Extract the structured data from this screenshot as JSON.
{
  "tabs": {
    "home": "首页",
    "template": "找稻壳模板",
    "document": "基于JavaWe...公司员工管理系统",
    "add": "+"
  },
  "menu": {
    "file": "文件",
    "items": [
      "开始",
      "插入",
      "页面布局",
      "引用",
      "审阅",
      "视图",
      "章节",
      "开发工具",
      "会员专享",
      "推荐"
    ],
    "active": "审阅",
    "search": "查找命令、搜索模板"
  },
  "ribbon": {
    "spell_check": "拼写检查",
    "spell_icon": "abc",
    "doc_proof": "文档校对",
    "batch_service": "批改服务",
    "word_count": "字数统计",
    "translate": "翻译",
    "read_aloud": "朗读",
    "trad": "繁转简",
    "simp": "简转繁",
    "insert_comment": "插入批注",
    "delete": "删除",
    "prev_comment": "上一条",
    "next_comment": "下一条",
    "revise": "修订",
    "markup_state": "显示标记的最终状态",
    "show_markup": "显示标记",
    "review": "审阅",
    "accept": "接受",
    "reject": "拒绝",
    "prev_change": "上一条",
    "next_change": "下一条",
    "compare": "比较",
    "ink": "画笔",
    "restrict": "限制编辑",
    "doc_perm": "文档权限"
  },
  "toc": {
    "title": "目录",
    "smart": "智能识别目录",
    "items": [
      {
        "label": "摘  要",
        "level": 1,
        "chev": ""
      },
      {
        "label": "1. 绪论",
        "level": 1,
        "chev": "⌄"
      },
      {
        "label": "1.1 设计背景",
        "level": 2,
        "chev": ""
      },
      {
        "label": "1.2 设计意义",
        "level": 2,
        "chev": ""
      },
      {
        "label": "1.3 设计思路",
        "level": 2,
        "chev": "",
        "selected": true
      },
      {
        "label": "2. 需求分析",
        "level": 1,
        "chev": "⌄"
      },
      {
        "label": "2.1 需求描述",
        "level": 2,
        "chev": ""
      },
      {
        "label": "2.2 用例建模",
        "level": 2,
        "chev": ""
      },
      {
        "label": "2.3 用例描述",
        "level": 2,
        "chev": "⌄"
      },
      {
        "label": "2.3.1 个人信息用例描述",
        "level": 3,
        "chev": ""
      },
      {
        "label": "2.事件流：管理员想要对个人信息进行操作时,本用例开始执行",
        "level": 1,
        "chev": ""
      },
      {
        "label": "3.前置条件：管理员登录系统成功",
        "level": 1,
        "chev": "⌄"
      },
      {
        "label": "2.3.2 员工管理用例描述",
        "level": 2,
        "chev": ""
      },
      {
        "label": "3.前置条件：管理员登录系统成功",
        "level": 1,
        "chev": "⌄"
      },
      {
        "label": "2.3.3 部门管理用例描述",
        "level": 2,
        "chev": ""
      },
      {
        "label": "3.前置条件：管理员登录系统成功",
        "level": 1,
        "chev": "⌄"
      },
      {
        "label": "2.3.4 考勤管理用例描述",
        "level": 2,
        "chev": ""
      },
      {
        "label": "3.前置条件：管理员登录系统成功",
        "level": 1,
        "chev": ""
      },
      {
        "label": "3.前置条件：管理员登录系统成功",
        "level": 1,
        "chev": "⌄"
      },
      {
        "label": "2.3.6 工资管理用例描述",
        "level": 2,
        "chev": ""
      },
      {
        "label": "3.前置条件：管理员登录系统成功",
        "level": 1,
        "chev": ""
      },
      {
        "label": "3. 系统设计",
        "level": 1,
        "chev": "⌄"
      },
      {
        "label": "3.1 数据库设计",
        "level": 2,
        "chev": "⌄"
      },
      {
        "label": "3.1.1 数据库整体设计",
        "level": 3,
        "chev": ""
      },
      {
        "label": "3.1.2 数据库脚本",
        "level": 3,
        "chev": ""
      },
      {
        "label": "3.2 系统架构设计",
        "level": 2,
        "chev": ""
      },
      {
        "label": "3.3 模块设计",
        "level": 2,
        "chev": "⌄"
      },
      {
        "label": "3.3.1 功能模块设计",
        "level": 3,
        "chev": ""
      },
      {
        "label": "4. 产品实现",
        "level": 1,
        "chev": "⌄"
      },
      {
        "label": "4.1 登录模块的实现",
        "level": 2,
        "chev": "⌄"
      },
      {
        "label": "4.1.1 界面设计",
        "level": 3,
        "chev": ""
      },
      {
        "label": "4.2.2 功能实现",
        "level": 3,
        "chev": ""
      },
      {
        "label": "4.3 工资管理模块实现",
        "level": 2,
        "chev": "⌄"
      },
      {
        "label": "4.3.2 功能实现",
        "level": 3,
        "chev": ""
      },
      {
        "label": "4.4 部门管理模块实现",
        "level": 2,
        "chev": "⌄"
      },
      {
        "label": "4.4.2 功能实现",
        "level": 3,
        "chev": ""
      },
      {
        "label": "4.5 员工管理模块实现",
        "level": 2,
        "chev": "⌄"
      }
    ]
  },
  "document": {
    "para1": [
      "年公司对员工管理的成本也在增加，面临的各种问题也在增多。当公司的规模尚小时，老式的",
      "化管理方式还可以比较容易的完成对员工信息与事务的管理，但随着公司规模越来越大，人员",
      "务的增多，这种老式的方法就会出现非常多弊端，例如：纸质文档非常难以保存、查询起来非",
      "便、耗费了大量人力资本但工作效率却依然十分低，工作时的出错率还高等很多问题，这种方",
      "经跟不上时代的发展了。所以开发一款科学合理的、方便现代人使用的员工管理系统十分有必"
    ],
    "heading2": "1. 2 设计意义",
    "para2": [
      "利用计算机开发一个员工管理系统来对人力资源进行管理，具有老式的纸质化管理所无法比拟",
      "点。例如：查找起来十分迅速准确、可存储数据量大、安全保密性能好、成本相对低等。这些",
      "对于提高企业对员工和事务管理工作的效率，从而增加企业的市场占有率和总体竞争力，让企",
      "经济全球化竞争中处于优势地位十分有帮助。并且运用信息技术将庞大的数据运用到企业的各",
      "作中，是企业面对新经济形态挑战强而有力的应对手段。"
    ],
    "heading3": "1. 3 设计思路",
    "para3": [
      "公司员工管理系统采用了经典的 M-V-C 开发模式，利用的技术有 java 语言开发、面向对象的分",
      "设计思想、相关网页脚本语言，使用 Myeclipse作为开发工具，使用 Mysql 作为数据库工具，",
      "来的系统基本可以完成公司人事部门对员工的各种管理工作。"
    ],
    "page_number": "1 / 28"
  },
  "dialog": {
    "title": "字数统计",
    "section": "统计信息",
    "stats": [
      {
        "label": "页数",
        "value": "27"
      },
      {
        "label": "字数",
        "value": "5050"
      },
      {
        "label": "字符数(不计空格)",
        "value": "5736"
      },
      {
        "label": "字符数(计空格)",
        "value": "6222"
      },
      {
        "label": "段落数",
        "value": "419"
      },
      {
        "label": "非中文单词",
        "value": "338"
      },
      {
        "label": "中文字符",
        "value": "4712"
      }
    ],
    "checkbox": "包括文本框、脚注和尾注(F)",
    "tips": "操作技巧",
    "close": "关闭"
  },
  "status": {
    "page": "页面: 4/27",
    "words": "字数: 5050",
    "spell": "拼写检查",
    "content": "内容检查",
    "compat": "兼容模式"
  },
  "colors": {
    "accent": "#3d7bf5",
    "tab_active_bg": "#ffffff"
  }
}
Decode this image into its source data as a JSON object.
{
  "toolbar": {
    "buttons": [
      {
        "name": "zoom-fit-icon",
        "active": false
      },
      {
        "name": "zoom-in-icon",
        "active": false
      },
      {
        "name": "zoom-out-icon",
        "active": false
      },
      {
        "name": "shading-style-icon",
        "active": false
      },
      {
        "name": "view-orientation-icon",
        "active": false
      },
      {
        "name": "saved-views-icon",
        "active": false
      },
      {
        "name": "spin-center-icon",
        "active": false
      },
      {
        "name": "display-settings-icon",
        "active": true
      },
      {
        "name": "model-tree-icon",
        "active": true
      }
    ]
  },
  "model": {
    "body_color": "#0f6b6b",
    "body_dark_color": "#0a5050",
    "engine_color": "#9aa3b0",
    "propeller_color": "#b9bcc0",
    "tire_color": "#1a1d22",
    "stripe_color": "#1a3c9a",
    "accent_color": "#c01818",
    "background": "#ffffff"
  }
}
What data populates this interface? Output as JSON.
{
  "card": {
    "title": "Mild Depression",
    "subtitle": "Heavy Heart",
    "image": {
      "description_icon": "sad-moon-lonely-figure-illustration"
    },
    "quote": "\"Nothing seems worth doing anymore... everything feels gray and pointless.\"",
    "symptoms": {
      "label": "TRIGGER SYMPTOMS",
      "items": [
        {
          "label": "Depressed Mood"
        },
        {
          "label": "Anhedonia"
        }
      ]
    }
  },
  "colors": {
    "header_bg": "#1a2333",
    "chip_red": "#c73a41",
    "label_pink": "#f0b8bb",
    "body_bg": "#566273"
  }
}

The request: Transcribe word for word the lines from the one holding "What data populates" to the last line of the listing above, inclusive.

Exercise result:
What data populates this interface? Output as JSON.
{
  "card": {
    "title": "Mild Depression",
    "subtitle": "Heavy Heart",
    "image": {
      "description_icon": "sad-moon-lonely-figure-illustration"
    },
    "quote": "\"Nothing seems worth doing anymore... everything feels gray and pointless.\"",
    "symptoms": {
      "label": "TRIGGER SYMPTOMS",
      "items": [
        {
          "label": "Depressed Mood"
        },
        {
          "label": "Anhedonia"
        }
      ]
    }
  },
  "colors": {
    "header_bg": "#1a2333",
    "chip_red": "#c73a41",
    "label_pink": "#f0b8bb",
    "body_bg": "#566273"
  }
}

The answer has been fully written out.